start

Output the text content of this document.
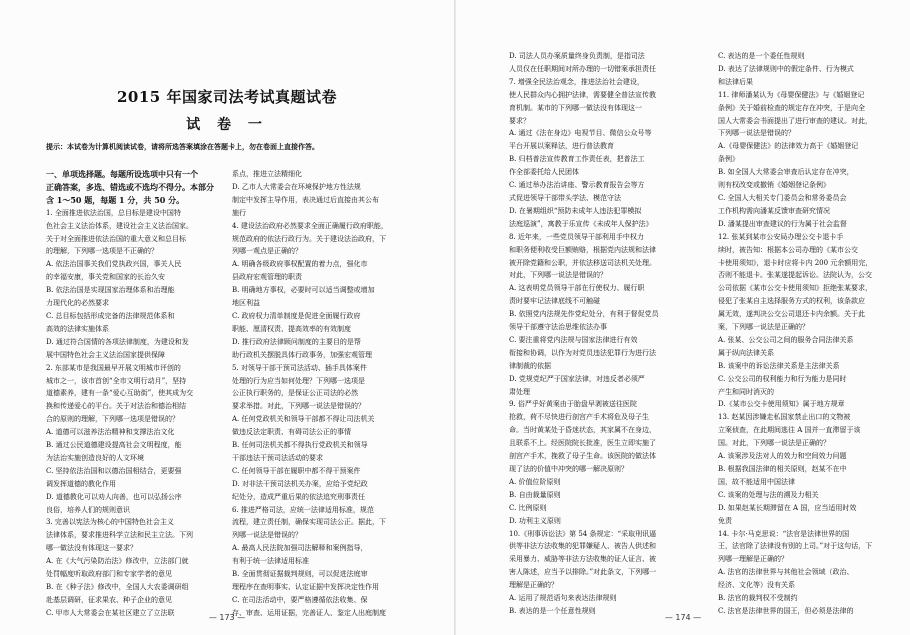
2015 年国家司法考试真题试卷
试 卷 一
提示：本试卷为计算机阅读试卷，请将所选答案填涂在答题卡上，勿在卷面上直接作答。
一、单项选择题。每题所设选项中只有一个
正确答案，多选、错选或不选均不得分。本部分
含 1～50 题，每题 1 分，共 50 分。
1. 全面推进依法治国，总目标是建设中国特
色社会主义法治体系，建设社会主义法治国家。
关于对全面推进依法治国的重大意义和总目标
的理解，下列哪一选项是不正确的？
A. 依法治国事关我们党执政兴国，事关人民
的幸福安康，事关党和国家的长治久安
B. 依法治国是实现国家治理体系和治理能
力现代化的必然要求
C. 总目标包括形成完备的法律规范体系和
高效的法律实施体系
D. 通过符合国情的各项法律制度，为建设和发
展中国特色社会主义法治国家提供保障
2. 东部某市是我国最早开展文明城市评创的
城市之一，该市首创“全市文明行动月”，坚持
道德素养，建有一条“爱心互助街”，使其成为交
换和传递爱心的平台。关于对法治和德治相结
合的原则的理解，下列哪一选项是错误的？
A. 道德可以滋养法治精神和支撑法治文化
B. 通过公民道德建设提高社会文明程度，能
为法治实施创造良好的人文环境
C. 坚持依法治国和以德治国相结合，更要强
调发挥道德的教化作用
D. 道德教化可以劝人向善，也可以弘扬公序
良俗，培养人们的规则意识
3. 完善以宪法为核心的中国特色社会主义
法律体系，要求推进科学立法和民主立法。下列
哪一做法没有体现这一要求？
A. 在《大气污染防治法》修改中，立法部门就
处罚幅度听取政府部门和专家学者的意见
B. 在《种子法》修改中，全国人大农委调研组
赴基层调研，征求果农、种子企业的意见
C. 甲市人大常委会在某社区建立了立法联
系点，推进立法精细化
D. 乙市人大常委会在环境保护地方性法规
制定中发挥主导作用，表决通过后直接由其公布
施行
4. 建设法治政府必然要求全面正确履行政府职能，
规范政府的依法行政行为。关于建设法治政府，下
列哪一观点是正确的？
A. 明确各级政府事权配置的着力点，强化市
县政府宏观管理的职责
B. 明确地方事权，必要时可以适当调整或增加
地区利益
C. 政府权力清单制度是促进全面履行政府
职能、厘清权责、提高效率的有效制度
D. 推行政府法律顾问制度的主要目的是帮
助行政机关摆脱具体行政事务，加强宏观管理
5. 对领导干部干预司法活动、插手具体案件
处理的行为应当如何处理？下列哪一选项是
公正执行职务的，是保证公正司法的必然
要求举措。对此，下列哪一说法是错误的？
A. 任何党政机关和领导干部都不得让司法机关
做违反法定职责、有碍司法公正的事情
B. 任何司法机关都不得执行党政机关和领导
干部违法干预司法活动的要求
C. 任何领导干部在履职中都不得干预案件
D. 对非法干预司法机关办案，应给予党纪政
纪处分，造成严重后果的依法追究刑事责任
6. 推进严格司法，应统一法律适用标准，规范
流程，建立责任制，确保实现司法公正。据此，下
列哪一说法是错误的？
A. 最高人民法院加强司法解释和案例指导，
有利于统一法律适用标准
B. 全面贯彻证据裁判规则，可以促进法庭审
理程序在查明事实、认定证据中发挥决定性作用
C. 在司法活动中，要严格遵循依法收集、保
存、审查、运用证据，完善证人、鉴定人出庭制度
D. 司法人员办案质量终身负责制，是指司法
人员仅在任职期间对所办理的一切错案承担责任
7. 增强全民法治观念，推进法治社会建设，
使人民群众内心拥护法律，需要健全普法宣传教
育机制。某市的下列哪一做法没有体现这一
要求？
A. 通过《法在身边》电视节目、微信公众号等
平台开展以案释法，进行普法教育
B. 归档普法宣传教育工作责任表，把普法工
作全部委托给人民团体
C. 通过举办法治讲座、警示教育报告会等方
式促进领导干部带头学法、模范守法
D. 在暑期组织“预防未成年人违法犯罪模拟
法庭巡演”，寓教于乐宣传《未成年人保护法》
8. 近年来，一些党员领导干部利用手中权力
和职务便利收受巨额贿赂，根据党内法规和法律
被开除党籍和公职，并依法移送司法机关处理。
对此，下列哪一说法是错误的？
A. 这表明党员领导干部在行使权力、履行职
责时要牢记法律底线不可触碰
B. 依照党内法规先作党纪处分，有利于督促党员
领导干部遵守法治思维依法办事
C. 要注重将党内法规与国家法律进行有效
衔接和协调，以作为对党员违法犯罪行为进行法
律制裁的依据
D. 党规党纪严于国家法律，对违反者必须严
肃处理
9. 俗严乎好黄案由于胎盘早剥被送往医院
抢救，荷不尽快进行剖宫产手术将危及母子生
命。当时黄某处于昏迷状态，其家属不在身边，
且联系不上。经医院院长批准，医生立即实施了
剖宫产手术，挽救了母子生命。该医院的做法体
现了法的价值中冲突的哪一解决原则？
A. 价值位阶原则
B. 自由裁量原则
C. 比例原则
D. 功利主义原则
10.《刑事诉讼法》第 54 条规定：“采取刑讯逼
供等非法方法收集的犯罪嫌疑人、被告人供述和
采用暴力、威胁等非法方法收集的证人证言、被
害人陈述，应当予以排除。”对此条文，下列哪一
理解是正确的？
A. 运用了规范语句来表达法律规则
B. 表达的是一个任意性规则
C. 表达的是一个委任性规则
D. 表达了法律规则中的假定条件、行为模式
和法律后果
11. 律师潘某认为《母婴保健法》与《婚姻登记
条例》关于婚前检查的规定存在冲突，于是向全
国人大常委会书面提出了进行审查的建议。对此，
下列哪一说法是错误的？
A.《母婴保健法》的法律效力高于《婚姻登记
条例》
B. 如全国人大常委会审查后认定存在冲突，
则有权改变或撤销《婚姻登记条例》
C. 全国人大相关专门委员会和常务委员会
工作机构需向潘某反馈审查研究情况
D. 潘某提出审查建议的行为属于社会监督
12. 张某到某市公安局办理公交卡退卡手
续时，被告知：根据本公司办理的《某市公交
卡使用须知》，退卡时应将卡内 200 元余额用完，
否则不能退卡。张某遂提起诉讼。法院认为，公交
公司依据《某市公交卡使用须知》拒绝张某要求，
侵犯了张某自主选择服务方式的权利，该条款应
属无效，遂判决公交公司退还卡内余额。关于此
案，下列哪一说法是正确的？
A. 张某、公交公司之间的服务合同法律关系
属于纵向法律关系
B. 该案中的诉讼法律关系是主法律关系
C. 公交公司的权利能力和行为能力是同时
产生和同时消灭的
D.《某市公交卡使用须知》属于地方规章
13. 赵某因涉嫌走私国家禁止出口的文物被
立案侦查，在此期间逃往 A 国并一直滞留于该
国。对此，下列哪一说法是正确的？
A. 该案涉及法对人的效力和空间效力问题
B. 根据我国法律的相关原则，赵某不在中
国，故不能适用中国法律
C. 该案的处理与法的溯及力相关
D. 如果赵某长期滞留在 A 国，应当适用时效
免责
14. 卡尔·马克思说：“法官是法律世界的国
王，法官除了法律没有别的上司。”对于这句话，下
列哪一理解是正确的？
A. 法官的法律世界与其他社会领域（政治、
经济、文化等）没有关系
B. 法官的裁判权不受制约
C. 法官是法律世界的国王，但必须是法律的
— 173 —	— 174 —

end

_DIRECTIONS:_
Repeat the records above exactly, omitting every picture.

_EXERCISE SOLUTION:_
Output the text content of this document.
2015 年国家司法考试真题试卷
试 卷 一
提示：本试卷为计算机阅读试卷，请将所选答案填涂在答题卡上，勿在卷面上直接作答。
一、单项选择题。每题所设选项中只有一个
正确答案，多选、错选或不选均不得分。本部分
含 1～50 题，每题 1 分，共 50 分。
1. 全面推进依法治国，总目标是建设中国特
色社会主义法治体系，建设社会主义法治国家。
关于对全面推进依法治国的重大意义和总目标
的理解，下列哪一选项是不正确的？
A. 依法治国事关我们党执政兴国，事关人民
的幸福安康，事关党和国家的长治久安
B. 依法治国是实现国家治理体系和治理能
力现代化的必然要求
C. 总目标包括形成完备的法律规范体系和
高效的法律实施体系
D. 通过符合国情的各项法律制度，为建设和发
展中国特色社会主义法治国家提供保障
2. 东部某市是我国最早开展文明城市评创的
城市之一，该市首创“全市文明行动月”，坚持
道德素养，建有一条“爱心互助街”，使其成为交
换和传递爱心的平台。关于对法治和德治相结
合的原则的理解，下列哪一选项是错误的？
A. 道德可以滋养法治精神和支撑法治文化
B. 通过公民道德建设提高社会文明程度，能
为法治实施创造良好的人文环境
C. 坚持依法治国和以德治国相结合，更要强
调发挥道德的教化作用
D. 道德教化可以劝人向善，也可以弘扬公序
良俗，培养人们的规则意识
3. 完善以宪法为核心的中国特色社会主义
法律体系，要求推进科学立法和民主立法。下列
哪一做法没有体现这一要求？
A. 在《大气污染防治法》修改中，立法部门就
处罚幅度听取政府部门和专家学者的意见
B. 在《种子法》修改中，全国人大农委调研组
赴基层调研，征求果农、种子企业的意见
C. 甲市人大常委会在某社区建立了立法联
系点，推进立法精细化
D. 乙市人大常委会在环境保护地方性法规
制定中发挥主导作用，表决通过后直接由其公布
施行
4. 建设法治政府必然要求全面正确履行政府职能，
规范政府的依法行政行为。关于建设法治政府，下
列哪一观点是正确的？
A. 明确各级政府事权配置的着力点，强化市
县政府宏观管理的职责
B. 明确地方事权，必要时可以适当调整或增加
地区利益
C. 政府权力清单制度是促进全面履行政府
职能、厘清权责、提高效率的有效制度
D. 推行政府法律顾问制度的主要目的是帮
助行政机关摆脱具体行政事务，加强宏观管理
5. 对领导干部干预司法活动、插手具体案件
处理的行为应当如何处理？下列哪一选项是
公正执行职务的，是保证公正司法的必然
要求举措。对此，下列哪一说法是错误的？
A. 任何党政机关和领导干部都不得让司法机关
做违反法定职责、有碍司法公正的事情
B. 任何司法机关都不得执行党政机关和领导
干部违法干预司法活动的要求
C. 任何领导干部在履职中都不得干预案件
D. 对非法干预司法机关办案，应给予党纪政
纪处分，造成严重后果的依法追究刑事责任
6. 推进严格司法，应统一法律适用标准，规范
流程，建立责任制，确保实现司法公正。据此，下
列哪一说法是错误的？
A. 最高人民法院加强司法解释和案例指导，
有利于统一法律适用标准
B. 全面贯彻证据裁判规则，可以促进法庭审
理程序在查明事实、认定证据中发挥决定性作用
C. 在司法活动中，要严格遵循依法收集、保
存、审查、运用证据，完善证人、鉴定人出庭制度
D. 司法人员办案质量终身负责制，是指司法
人员仅在任职期间对所办理的一切错案承担责任
7. 增强全民法治观念，推进法治社会建设，
使人民群众内心拥护法律，需要健全普法宣传教
育机制。某市的下列哪一做法没有体现这一
要求？
A. 通过《法在身边》电视节目、微信公众号等
平台开展以案释法，进行普法教育
B. 归档普法宣传教育工作责任表，把普法工
作全部委托给人民团体
C. 通过举办法治讲座、警示教育报告会等方
式促进领导干部带头学法、模范守法
D. 在暑期组织“预防未成年人违法犯罪模拟
法庭巡演”，寓教于乐宣传《未成年人保护法》
8. 近年来，一些党员领导干部利用手中权力
和职务便利收受巨额贿赂，根据党内法规和法律
被开除党籍和公职，并依法移送司法机关处理。
对此，下列哪一说法是错误的？
A. 这表明党员领导干部在行使权力、履行职
责时要牢记法律底线不可触碰
B. 依照党内法规先作党纪处分，有利于督促党员
领导干部遵守法治思维依法办事
C. 要注重将党内法规与国家法律进行有效
衔接和协调，以作为对党员违法犯罪行为进行法
律制裁的依据
D. 党规党纪严于国家法律，对违反者必须严
肃处理
9. 俗严乎好黄案由于胎盘早剥被送往医院
抢救，荷不尽快进行剖宫产手术将危及母子生
命。当时黄某处于昏迷状态，其家属不在身边，
且联系不上。经医院院长批准，医生立即实施了
剖宫产手术，挽救了母子生命。该医院的做法体
现了法的价值中冲突的哪一解决原则？
A. 价值位阶原则
B. 自由裁量原则
C. 比例原则
D. 功利主义原则
10.《刑事诉讼法》第 54 条规定：“采取刑讯逼
供等非法方法收集的犯罪嫌疑人、被告人供述和
采用暴力、威胁等非法方法收集的证人证言、被
害人陈述，应当予以排除。”对此条文，下列哪一
理解是正确的？
A. 运用了规范语句来表达法律规则
B. 表达的是一个任意性规则
C. 表达的是一个委任性规则
D. 表达了法律规则中的假定条件、行为模式
和法律后果
11. 律师潘某认为《母婴保健法》与《婚姻登记
条例》关于婚前检查的规定存在冲突，于是向全
国人大常委会书面提出了进行审查的建议。对此，
下列哪一说法是错误的？
A.《母婴保健法》的法律效力高于《婚姻登记
条例》
B. 如全国人大常委会审查后认定存在冲突，
则有权改变或撤销《婚姻登记条例》
C. 全国人大相关专门委员会和常务委员会
工作机构需向潘某反馈审查研究情况
D. 潘某提出审查建议的行为属于社会监督
12. 张某到某市公安局办理公交卡退卡手
续时，被告知：根据本公司办理的《某市公交
卡使用须知》，退卡时应将卡内 200 元余额用完，
否则不能退卡。张某遂提起诉讼。法院认为，公交
公司依据《某市公交卡使用须知》拒绝张某要求，
侵犯了张某自主选择服务方式的权利，该条款应
属无效，遂判决公交公司退还卡内余额。关于此
案，下列哪一说法是正确的？
A. 张某、公交公司之间的服务合同法律关系
属于纵向法律关系
B. 该案中的诉讼法律关系是主法律关系
C. 公交公司的权利能力和行为能力是同时
产生和同时消灭的
D.《某市公交卡使用须知》属于地方规章
13. 赵某因涉嫌走私国家禁止出口的文物被
立案侦查，在此期间逃往 A 国并一直滞留于该
国。对此，下列哪一说法是正确的？
A. 该案涉及法对人的效力和空间效力问题
B. 根据我国法律的相关原则，赵某不在中
国，故不能适用中国法律
C. 该案的处理与法的溯及力相关
D. 如果赵某长期滞留在 A 国，应当适用时效
免责
14. 卡尔·马克思说：“法官是法律世界的国
王，法官除了法律没有别的上司。”对于这句话，下
列哪一理解是正确的？
A. 法官的法律世界与其他社会领域（政治、
经济、文化等）没有关系
B. 法官的裁判权不受制约
C. 法官是法律世界的国王，但必须是法律的
— 173 —	— 174 —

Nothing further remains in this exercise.